▶ What to do
Count the lines below that contain the word "冰箱内是否有超过保质期的食材", and report only that number.

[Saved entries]

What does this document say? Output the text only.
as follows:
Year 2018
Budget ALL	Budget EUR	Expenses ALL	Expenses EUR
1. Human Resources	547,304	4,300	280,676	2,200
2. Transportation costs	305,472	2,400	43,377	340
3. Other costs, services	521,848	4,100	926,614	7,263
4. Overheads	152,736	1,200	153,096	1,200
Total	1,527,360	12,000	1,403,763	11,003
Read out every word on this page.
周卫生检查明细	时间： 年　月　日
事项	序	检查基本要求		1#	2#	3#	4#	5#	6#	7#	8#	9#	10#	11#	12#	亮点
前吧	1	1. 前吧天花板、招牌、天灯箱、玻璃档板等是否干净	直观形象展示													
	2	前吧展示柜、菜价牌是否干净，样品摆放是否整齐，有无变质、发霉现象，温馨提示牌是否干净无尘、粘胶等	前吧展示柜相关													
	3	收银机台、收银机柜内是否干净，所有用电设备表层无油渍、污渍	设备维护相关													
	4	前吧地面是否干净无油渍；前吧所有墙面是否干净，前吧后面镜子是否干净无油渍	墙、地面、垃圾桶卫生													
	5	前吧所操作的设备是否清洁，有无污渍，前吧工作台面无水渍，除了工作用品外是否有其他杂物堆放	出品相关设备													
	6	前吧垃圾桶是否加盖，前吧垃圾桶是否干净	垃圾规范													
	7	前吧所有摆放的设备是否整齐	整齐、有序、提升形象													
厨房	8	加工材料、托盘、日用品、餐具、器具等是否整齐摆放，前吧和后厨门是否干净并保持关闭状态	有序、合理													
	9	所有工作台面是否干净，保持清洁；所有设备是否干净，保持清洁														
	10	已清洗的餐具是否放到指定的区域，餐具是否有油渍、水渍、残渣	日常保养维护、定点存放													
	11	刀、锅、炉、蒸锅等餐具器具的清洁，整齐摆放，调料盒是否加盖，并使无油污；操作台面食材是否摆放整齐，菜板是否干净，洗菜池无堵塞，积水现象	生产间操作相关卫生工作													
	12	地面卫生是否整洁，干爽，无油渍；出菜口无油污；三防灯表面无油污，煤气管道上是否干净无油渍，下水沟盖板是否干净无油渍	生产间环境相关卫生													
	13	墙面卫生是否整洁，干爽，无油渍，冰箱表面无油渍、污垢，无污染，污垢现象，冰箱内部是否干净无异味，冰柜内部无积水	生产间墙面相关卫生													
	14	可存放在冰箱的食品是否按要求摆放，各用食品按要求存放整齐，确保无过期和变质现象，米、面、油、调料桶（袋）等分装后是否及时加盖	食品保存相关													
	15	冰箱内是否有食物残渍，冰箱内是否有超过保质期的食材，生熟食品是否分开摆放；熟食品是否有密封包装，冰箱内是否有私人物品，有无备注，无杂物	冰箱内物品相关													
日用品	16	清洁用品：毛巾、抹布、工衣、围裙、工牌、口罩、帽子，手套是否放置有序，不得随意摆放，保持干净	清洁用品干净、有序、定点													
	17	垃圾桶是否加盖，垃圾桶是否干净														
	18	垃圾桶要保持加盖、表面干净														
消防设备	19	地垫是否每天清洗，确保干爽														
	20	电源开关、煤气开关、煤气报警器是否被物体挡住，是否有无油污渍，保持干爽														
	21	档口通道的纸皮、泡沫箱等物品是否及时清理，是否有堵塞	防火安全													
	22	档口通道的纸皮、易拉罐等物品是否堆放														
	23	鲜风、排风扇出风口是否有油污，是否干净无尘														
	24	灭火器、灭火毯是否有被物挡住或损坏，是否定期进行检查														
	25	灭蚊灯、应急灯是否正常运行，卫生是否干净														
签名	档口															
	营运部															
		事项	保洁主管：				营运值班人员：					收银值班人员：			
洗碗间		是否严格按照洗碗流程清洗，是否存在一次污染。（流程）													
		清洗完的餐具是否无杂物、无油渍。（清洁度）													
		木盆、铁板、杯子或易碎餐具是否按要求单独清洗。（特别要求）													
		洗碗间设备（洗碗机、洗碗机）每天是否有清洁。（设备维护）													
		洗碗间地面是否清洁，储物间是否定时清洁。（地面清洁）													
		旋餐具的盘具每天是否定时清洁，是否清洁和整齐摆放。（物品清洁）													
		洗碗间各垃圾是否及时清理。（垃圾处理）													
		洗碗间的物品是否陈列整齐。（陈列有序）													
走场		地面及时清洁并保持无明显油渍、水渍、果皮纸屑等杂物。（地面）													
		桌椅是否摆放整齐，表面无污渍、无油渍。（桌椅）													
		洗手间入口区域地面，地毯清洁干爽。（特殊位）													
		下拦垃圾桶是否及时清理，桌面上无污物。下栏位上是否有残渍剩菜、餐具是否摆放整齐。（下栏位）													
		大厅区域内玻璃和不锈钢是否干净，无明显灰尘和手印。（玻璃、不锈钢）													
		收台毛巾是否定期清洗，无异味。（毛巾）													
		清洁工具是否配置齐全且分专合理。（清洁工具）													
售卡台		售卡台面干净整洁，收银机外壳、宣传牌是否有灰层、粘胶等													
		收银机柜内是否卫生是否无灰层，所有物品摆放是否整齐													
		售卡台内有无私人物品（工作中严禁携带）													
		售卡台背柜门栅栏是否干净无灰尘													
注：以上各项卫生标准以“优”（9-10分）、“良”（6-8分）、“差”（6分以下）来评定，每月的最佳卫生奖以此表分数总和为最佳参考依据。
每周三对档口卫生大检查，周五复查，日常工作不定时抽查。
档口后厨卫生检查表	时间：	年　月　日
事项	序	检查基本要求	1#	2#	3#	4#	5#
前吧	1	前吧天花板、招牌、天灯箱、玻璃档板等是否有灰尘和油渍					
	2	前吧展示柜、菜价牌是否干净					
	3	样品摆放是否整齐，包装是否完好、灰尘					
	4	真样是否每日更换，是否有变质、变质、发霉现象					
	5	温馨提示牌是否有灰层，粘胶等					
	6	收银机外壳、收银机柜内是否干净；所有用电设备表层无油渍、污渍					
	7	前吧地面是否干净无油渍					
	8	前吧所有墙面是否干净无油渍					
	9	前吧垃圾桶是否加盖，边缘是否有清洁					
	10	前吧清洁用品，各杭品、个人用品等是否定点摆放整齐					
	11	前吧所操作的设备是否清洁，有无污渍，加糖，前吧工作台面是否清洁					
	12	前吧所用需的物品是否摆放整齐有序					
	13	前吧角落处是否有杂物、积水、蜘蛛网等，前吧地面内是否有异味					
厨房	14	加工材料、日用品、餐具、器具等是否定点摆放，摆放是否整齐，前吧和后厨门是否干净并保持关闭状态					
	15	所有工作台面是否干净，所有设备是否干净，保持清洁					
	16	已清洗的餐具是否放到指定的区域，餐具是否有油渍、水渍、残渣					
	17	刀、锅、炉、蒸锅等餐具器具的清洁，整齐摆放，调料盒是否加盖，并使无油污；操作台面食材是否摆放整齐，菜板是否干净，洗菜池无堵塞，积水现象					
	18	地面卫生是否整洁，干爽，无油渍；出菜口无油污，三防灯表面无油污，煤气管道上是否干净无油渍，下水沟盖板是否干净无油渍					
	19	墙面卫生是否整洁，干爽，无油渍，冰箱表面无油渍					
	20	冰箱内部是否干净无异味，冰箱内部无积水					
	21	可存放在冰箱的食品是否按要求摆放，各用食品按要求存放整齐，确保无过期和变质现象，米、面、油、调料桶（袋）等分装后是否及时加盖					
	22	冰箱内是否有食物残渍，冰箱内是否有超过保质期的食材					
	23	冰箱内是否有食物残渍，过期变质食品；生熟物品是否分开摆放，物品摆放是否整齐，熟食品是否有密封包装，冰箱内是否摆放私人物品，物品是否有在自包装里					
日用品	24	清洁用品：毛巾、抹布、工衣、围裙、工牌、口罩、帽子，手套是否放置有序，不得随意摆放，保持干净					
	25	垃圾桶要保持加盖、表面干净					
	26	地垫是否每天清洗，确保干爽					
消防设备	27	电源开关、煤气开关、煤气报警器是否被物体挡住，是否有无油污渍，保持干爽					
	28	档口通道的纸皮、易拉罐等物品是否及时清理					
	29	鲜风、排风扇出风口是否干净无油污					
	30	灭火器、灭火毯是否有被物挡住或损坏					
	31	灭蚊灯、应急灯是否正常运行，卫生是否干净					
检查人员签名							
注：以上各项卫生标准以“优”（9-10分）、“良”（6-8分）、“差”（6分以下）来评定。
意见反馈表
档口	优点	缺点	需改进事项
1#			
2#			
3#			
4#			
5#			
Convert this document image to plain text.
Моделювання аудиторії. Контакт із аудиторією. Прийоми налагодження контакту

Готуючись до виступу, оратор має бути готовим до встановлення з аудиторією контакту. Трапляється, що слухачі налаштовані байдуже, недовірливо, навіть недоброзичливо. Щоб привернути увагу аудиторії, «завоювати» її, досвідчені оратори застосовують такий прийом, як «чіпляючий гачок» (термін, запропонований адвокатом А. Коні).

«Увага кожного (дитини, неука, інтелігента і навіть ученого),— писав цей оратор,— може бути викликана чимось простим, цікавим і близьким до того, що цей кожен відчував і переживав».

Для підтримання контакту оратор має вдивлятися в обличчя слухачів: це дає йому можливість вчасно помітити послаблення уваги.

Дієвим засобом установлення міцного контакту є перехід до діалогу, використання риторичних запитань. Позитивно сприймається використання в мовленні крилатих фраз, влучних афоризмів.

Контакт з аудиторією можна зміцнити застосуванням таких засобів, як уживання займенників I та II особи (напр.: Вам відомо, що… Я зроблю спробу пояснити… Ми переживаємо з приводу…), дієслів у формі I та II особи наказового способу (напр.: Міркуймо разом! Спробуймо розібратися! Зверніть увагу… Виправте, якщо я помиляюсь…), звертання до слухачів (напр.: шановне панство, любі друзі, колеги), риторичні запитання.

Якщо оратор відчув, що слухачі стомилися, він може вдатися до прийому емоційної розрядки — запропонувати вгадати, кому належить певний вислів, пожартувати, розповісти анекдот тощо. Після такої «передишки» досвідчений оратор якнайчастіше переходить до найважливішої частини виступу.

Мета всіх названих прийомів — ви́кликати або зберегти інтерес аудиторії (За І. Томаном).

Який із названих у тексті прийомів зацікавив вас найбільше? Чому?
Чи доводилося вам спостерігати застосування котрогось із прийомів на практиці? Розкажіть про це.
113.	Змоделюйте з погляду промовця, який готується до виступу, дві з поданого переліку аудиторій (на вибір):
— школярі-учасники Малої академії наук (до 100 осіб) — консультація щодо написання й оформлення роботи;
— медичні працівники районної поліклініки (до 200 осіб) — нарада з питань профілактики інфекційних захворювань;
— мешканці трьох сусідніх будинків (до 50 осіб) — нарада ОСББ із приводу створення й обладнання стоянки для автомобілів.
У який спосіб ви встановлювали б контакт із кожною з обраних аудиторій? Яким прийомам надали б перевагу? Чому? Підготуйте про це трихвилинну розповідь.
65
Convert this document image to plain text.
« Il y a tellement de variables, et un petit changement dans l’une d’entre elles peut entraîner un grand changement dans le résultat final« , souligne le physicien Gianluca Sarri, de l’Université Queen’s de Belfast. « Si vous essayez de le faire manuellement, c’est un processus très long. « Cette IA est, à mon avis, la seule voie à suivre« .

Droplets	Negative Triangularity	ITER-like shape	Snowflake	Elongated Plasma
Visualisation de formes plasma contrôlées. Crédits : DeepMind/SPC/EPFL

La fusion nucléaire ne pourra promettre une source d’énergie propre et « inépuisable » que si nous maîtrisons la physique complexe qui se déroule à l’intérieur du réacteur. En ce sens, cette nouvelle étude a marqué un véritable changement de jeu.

▶ Finished answer
2